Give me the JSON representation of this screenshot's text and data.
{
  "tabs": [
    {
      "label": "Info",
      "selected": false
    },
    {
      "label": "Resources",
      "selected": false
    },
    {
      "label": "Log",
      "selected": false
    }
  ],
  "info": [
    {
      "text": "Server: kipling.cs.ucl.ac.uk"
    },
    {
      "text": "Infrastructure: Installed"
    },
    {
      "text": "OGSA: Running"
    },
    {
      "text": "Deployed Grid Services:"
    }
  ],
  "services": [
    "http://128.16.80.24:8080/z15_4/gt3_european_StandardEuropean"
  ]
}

────

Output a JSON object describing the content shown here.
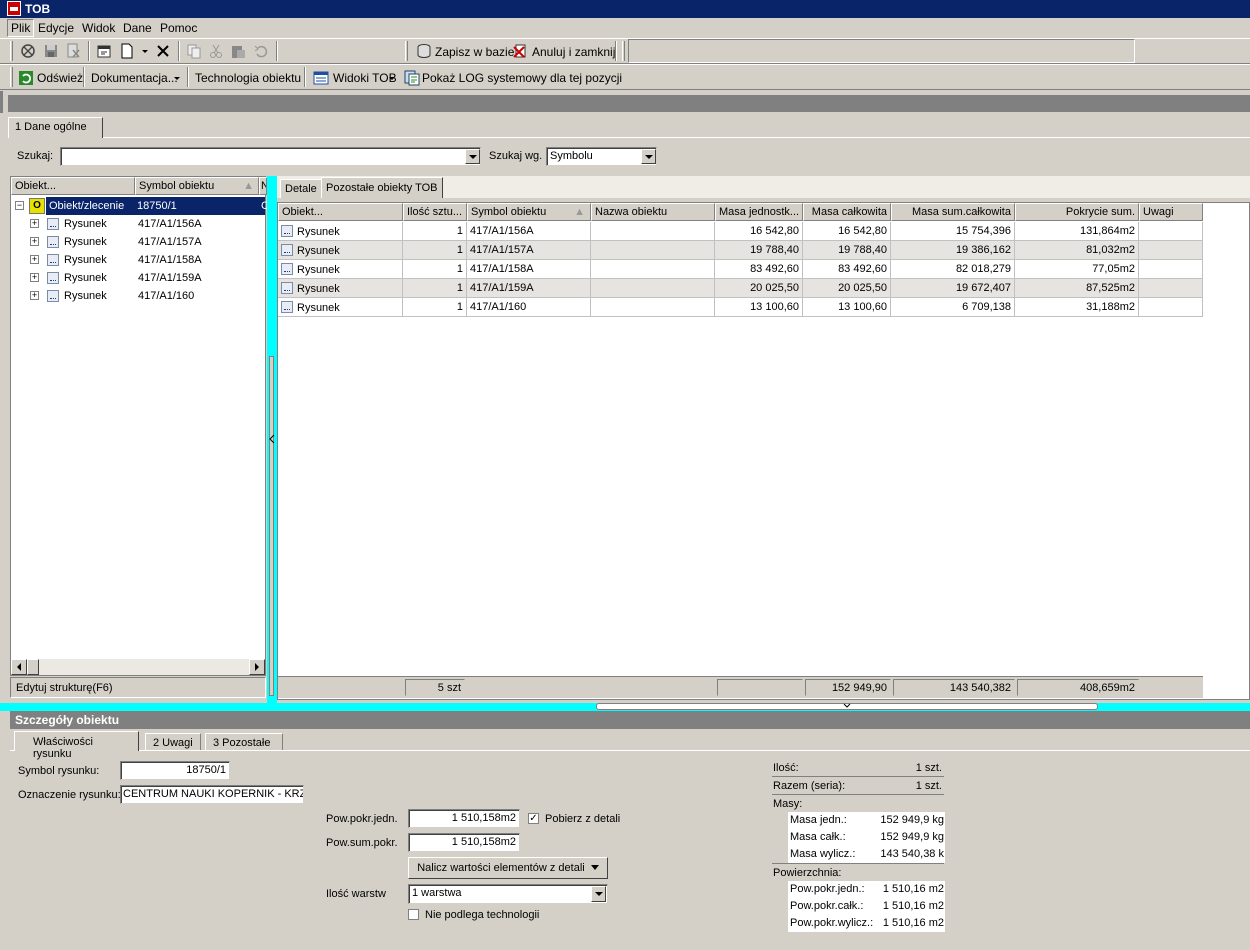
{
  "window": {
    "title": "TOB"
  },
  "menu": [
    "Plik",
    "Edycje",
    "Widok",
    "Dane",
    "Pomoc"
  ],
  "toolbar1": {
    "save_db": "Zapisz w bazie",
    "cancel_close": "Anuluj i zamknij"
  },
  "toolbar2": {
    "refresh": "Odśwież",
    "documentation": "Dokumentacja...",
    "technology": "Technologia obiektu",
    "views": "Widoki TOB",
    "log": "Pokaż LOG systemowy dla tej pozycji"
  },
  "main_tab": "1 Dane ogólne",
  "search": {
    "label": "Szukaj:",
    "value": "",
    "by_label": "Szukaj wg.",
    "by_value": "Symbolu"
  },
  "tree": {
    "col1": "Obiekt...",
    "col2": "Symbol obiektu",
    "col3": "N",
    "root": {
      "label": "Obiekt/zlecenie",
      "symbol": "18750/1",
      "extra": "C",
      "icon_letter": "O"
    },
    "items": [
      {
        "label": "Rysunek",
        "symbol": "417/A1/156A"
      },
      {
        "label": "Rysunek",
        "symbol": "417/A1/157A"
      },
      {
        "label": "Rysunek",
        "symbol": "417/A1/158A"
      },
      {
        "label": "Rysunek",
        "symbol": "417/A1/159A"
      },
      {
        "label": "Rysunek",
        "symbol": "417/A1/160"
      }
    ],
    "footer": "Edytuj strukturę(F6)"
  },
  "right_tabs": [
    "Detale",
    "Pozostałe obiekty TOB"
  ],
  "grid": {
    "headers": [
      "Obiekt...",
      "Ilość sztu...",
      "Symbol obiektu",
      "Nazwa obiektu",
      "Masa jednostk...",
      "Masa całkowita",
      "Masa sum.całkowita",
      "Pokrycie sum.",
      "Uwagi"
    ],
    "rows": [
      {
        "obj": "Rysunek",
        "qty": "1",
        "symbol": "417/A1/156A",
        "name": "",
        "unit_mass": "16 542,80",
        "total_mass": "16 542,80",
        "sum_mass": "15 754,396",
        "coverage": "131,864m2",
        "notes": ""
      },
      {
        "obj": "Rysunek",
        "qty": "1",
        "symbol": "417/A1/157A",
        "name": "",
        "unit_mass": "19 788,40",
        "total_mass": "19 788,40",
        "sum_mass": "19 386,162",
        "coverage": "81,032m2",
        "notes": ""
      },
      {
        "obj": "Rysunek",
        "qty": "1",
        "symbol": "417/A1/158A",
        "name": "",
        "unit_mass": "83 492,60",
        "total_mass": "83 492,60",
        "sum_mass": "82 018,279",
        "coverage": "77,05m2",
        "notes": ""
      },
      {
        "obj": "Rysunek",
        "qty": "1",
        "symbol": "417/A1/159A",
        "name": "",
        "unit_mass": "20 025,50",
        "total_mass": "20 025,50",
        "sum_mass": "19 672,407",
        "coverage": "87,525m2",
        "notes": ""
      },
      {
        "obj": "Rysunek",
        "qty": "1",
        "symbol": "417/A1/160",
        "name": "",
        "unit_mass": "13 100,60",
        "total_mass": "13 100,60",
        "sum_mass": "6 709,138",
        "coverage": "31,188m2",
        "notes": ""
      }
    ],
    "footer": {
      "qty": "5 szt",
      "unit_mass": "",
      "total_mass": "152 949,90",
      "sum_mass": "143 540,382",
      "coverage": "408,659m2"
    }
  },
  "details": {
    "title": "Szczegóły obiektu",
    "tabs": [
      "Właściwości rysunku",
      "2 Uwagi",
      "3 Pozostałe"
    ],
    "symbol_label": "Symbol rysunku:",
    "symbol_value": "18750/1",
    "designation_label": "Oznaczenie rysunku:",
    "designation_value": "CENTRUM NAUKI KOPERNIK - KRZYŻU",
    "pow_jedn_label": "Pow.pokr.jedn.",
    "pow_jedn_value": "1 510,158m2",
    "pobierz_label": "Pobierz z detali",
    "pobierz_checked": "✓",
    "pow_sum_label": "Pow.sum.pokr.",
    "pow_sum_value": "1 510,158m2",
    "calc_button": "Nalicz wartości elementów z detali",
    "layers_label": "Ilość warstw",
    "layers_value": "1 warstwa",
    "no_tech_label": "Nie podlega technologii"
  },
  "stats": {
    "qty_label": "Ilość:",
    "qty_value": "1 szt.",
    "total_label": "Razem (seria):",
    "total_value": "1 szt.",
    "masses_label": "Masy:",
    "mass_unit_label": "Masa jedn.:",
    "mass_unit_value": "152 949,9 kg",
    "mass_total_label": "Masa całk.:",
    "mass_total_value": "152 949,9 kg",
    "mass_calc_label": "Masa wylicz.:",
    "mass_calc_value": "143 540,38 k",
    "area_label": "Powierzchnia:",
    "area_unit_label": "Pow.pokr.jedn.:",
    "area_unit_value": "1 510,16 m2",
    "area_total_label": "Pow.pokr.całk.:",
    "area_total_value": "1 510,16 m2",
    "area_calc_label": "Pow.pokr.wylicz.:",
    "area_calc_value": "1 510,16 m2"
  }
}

────

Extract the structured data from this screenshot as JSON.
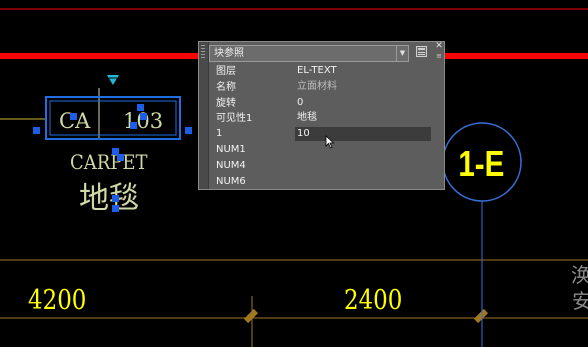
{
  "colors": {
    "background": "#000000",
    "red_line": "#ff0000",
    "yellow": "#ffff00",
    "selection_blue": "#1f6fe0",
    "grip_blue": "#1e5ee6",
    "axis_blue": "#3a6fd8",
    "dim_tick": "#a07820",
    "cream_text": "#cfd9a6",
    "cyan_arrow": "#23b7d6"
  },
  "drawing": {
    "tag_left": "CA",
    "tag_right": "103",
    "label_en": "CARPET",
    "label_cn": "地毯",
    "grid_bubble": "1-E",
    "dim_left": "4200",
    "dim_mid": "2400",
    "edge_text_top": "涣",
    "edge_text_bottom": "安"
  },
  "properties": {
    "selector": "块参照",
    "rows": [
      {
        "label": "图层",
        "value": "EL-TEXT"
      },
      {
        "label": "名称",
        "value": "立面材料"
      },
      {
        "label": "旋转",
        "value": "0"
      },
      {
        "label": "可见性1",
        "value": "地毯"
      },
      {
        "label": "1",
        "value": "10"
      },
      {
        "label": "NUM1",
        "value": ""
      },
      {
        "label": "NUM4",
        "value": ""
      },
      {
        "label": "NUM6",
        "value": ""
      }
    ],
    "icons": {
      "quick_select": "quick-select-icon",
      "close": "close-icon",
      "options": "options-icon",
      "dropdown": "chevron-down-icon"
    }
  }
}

────

> _Exercise prompt_
Show each line of the data that contains the string "Masa".

> _Answer to this problem_
      "Masa jednostk...",
      "Masa całkowita",
      "Masa sum.całkowita",
    "mass_unit_label": "Masa jedn.:",
    "mass_total_label": "Masa całk.:",
    "mass_calc_label": "Masa wylicz.:",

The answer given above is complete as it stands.